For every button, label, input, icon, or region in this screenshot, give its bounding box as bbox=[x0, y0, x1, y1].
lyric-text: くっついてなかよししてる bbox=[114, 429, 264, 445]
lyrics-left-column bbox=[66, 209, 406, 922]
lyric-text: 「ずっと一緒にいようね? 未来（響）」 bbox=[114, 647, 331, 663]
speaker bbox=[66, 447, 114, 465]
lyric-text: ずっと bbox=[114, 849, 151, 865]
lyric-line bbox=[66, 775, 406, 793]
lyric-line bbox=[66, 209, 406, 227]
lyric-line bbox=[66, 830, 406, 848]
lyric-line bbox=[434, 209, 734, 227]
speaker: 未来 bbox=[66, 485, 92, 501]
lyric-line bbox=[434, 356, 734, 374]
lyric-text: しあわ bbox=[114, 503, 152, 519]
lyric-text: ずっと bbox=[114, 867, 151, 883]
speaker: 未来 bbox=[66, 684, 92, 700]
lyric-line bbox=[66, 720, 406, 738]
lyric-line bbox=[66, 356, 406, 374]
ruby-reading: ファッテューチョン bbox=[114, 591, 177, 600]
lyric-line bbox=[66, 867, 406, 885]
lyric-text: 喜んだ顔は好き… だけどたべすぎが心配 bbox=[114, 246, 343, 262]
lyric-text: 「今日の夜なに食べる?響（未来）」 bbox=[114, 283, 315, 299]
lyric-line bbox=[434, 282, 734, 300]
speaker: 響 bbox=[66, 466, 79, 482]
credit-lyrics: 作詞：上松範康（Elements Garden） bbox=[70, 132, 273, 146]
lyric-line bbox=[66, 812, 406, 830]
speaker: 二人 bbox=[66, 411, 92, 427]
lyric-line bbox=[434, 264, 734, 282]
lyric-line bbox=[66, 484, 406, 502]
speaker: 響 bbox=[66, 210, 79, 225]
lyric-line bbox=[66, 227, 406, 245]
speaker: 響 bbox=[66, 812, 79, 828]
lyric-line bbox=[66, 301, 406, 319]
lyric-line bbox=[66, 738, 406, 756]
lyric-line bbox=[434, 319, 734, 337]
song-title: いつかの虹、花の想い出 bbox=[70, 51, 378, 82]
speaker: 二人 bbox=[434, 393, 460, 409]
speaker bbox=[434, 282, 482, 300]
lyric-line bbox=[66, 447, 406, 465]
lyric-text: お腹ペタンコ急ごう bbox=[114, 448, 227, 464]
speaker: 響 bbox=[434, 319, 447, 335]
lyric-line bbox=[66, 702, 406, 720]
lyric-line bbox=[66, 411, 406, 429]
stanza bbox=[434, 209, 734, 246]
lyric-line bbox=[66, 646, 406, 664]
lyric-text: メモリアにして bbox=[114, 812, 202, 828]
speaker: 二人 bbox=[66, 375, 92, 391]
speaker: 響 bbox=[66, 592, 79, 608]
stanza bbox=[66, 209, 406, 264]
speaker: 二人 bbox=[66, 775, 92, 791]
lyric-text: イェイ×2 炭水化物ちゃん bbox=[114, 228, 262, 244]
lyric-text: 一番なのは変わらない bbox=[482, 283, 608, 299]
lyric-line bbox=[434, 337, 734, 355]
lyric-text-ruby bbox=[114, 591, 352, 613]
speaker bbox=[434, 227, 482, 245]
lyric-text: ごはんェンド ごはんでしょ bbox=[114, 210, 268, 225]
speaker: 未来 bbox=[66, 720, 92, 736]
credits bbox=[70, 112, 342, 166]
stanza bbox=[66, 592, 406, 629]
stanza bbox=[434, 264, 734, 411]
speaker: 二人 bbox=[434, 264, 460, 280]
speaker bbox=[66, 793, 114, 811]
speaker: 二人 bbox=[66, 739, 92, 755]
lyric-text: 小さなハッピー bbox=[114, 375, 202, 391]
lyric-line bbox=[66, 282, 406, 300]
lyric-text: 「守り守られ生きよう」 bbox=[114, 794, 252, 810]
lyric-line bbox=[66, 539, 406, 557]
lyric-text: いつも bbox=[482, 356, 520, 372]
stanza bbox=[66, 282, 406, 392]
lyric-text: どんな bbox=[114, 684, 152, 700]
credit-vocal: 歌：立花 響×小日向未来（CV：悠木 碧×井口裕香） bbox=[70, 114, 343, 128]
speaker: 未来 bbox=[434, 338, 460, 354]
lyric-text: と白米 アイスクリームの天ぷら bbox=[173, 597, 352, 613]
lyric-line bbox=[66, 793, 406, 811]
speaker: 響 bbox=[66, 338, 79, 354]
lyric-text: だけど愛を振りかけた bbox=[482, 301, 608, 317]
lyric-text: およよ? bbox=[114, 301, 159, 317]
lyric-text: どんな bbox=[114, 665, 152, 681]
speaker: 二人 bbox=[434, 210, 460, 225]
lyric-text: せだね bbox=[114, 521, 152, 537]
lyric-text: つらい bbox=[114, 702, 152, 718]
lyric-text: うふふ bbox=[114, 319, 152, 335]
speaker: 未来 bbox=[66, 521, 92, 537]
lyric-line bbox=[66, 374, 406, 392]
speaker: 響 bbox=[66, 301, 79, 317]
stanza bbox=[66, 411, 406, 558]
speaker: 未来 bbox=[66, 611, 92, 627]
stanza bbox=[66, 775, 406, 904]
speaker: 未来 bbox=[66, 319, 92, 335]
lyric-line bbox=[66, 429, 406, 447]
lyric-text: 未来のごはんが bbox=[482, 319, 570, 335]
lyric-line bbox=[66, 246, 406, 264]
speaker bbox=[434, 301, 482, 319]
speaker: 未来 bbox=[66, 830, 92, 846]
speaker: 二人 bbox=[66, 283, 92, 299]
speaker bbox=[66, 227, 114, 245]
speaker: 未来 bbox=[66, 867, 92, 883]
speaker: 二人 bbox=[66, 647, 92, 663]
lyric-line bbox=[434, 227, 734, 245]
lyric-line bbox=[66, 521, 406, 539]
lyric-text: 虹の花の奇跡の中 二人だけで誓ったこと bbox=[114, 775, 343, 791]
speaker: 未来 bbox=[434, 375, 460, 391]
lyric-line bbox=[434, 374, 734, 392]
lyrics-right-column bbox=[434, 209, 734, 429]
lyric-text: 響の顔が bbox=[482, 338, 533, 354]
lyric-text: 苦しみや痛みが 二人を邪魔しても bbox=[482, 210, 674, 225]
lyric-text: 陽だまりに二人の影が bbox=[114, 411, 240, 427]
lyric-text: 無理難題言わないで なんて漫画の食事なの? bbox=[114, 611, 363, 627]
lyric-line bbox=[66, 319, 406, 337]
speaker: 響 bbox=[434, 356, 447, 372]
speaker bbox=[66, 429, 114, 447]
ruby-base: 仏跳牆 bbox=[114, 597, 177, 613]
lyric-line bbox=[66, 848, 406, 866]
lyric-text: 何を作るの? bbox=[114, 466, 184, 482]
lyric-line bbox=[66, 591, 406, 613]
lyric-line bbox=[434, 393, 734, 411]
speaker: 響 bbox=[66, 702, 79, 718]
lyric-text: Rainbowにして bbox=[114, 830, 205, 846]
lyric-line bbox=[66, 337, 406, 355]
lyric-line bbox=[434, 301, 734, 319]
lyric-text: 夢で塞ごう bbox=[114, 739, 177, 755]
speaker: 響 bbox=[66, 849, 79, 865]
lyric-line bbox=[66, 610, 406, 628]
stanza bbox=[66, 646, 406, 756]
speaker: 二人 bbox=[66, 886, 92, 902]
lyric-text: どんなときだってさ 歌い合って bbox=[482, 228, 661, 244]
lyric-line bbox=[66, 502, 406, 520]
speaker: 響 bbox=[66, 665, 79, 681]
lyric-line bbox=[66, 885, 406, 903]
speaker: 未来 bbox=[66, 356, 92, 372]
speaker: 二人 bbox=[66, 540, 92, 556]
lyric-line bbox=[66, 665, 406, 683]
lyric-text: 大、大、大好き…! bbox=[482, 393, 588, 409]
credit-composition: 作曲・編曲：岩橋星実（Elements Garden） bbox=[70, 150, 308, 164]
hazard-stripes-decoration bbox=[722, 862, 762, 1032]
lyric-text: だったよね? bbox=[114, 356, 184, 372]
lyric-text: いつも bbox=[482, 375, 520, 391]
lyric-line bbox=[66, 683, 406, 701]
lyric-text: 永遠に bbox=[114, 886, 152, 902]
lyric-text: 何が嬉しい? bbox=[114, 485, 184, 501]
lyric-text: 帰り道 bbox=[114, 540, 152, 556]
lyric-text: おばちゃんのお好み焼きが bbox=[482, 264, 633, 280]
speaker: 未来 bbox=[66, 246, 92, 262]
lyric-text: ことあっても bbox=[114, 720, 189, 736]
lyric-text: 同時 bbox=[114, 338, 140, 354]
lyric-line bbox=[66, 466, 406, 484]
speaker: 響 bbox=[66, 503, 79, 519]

● **Written instruction**
Please lay out the items from the first one through the line with "lyric-text: 喜んだ顔は好き… だけどたべすぎが心配" as a Markdown table with the columns Row and Entry, numbering each row and skipping blank lines.

● **Completed task**
| Row | Entry |
|---|---|
| 1 | For every button, label, input, icon, or region in this screenshot, give its bounding box as bbox=[x0, y0, x1, y1]. |
| 2 | lyric-text: くっついてなかよししてる bbox=[114, 429, 264, 445] |
| 3 | lyrics-left-column bbox=[66, 209, 406, 922] |
| 4 | lyric-text: 「ずっと一緒にいようね? 未来（響）」 bbox=[114, 647, 331, 663] |
| 5 | speaker bbox=[66, 447, 114, 465] |
| 6 | lyric-text: ずっと bbox=[114, 849, 151, 865] |
| 7 | lyric-line bbox=[66, 775, 406, 793] |
| 8 | lyric-line bbox=[66, 209, 406, 227] |
| 9 | lyric-line bbox=[66, 830, 406, 848] |
| 10 | lyric-line bbox=[434, 209, 734, 227] |
| 11 | speaker: 未来 bbox=[66, 485, 92, 501] |
| 12 | lyric-line bbox=[434, 356, 734, 374] |
| 13 | lyric-text: しあわ bbox=[114, 503, 152, 519] |
| 14 | lyric-text: ずっと bbox=[114, 867, 151, 883] |
| 15 | speaker: 未来 bbox=[66, 684, 92, 700] |
| 16 | lyric-line bbox=[66, 720, 406, 738] |
| 17 | lyric-line bbox=[66, 356, 406, 374] |
| 18 | ruby-reading: ファッテューチョン bbox=[114, 591, 177, 600] |
| 19 | lyric-line bbox=[66, 867, 406, 885] |
| 20 | lyric-text: 喜んだ顔は好き… だけどたべすぎが心配 bbox=[114, 246, 343, 262] |